Input for this task:
● ● ● ● ● ● ●
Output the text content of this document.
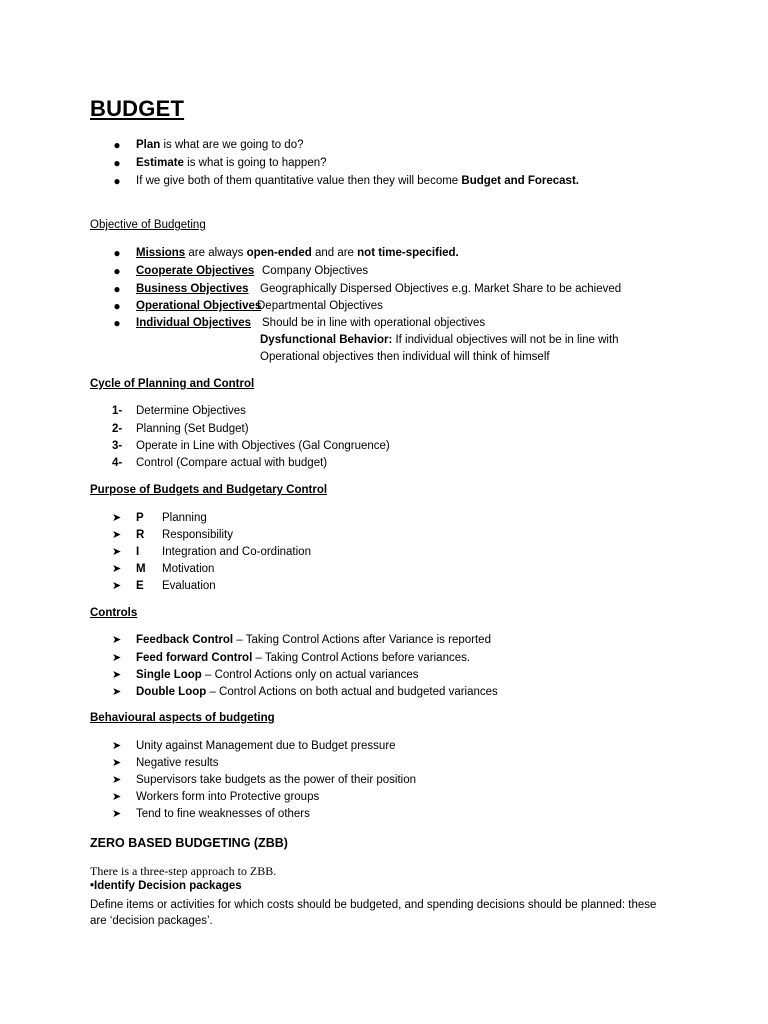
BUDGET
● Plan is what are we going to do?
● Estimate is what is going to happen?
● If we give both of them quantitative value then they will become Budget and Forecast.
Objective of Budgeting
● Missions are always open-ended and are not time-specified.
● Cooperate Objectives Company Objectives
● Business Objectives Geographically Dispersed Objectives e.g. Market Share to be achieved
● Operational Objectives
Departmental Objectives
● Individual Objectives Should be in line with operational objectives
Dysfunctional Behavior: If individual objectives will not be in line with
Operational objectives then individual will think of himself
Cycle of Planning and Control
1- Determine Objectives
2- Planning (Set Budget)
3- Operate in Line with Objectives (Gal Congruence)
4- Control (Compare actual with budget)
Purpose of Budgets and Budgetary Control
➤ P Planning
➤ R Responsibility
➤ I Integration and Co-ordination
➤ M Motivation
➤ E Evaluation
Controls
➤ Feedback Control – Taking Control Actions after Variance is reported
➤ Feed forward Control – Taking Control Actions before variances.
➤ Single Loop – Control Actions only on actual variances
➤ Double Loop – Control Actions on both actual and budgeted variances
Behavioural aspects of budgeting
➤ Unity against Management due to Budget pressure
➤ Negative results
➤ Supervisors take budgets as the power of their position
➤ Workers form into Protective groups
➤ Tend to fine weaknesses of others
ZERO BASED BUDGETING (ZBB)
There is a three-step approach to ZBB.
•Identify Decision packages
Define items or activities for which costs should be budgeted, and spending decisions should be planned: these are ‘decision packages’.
● ● ● ● ● ● ●
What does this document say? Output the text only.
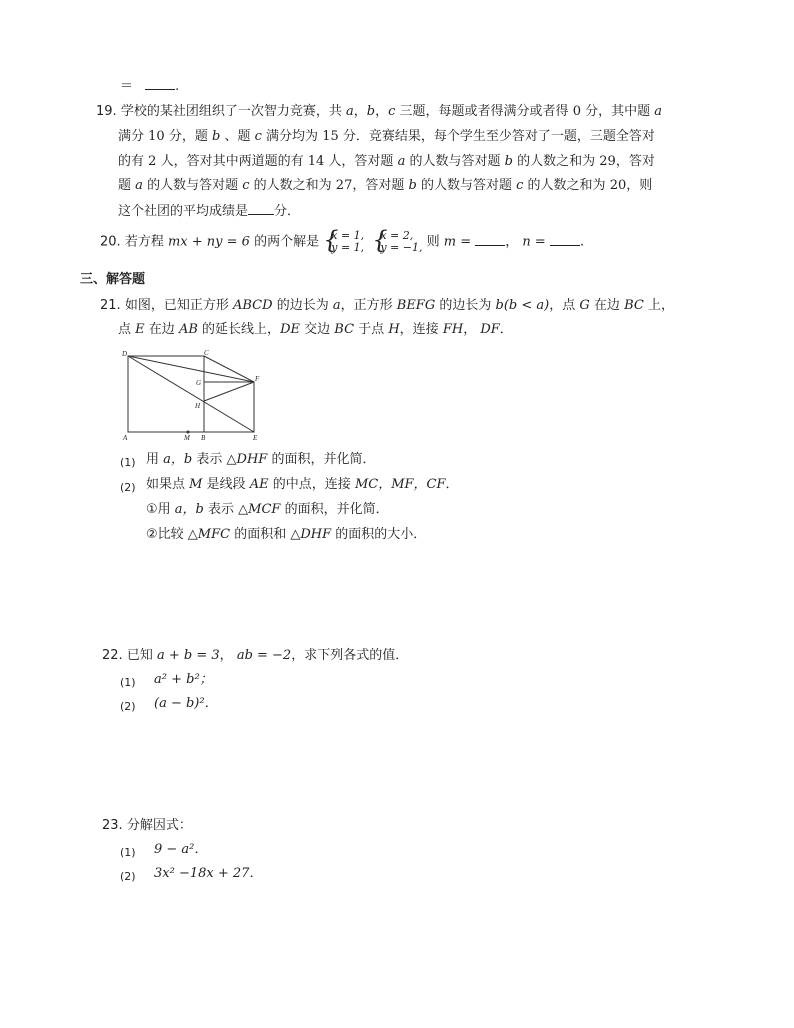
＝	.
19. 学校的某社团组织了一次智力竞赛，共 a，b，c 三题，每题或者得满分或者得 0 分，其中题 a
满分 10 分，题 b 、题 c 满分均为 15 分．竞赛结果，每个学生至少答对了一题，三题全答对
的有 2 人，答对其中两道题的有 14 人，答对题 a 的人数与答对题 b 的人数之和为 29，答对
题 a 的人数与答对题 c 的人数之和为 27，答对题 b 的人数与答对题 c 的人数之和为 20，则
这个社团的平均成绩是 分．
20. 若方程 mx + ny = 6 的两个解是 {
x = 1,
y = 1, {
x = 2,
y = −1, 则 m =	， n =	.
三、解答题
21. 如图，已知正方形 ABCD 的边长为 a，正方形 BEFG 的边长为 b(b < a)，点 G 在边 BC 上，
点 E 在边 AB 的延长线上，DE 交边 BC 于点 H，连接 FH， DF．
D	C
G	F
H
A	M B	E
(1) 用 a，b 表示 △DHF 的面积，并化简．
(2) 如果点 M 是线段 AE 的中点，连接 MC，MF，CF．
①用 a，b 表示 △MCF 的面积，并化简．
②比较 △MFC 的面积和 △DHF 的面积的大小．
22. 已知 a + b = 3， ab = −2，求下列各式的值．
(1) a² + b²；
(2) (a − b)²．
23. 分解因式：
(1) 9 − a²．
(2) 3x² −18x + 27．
● ● ● ● ● ● ●
Short exercise: Gather each line of the records holding the string "的人数之和为".

Correct result:
的有 2 人，答对其中两道题的有 14 人，答对题 a 的人数与答对题 b 的人数之和为 29，答对
题 a 的人数与答对题 c 的人数之和为 27，答对题 b 的人数与答对题 c 的人数之和为 20，则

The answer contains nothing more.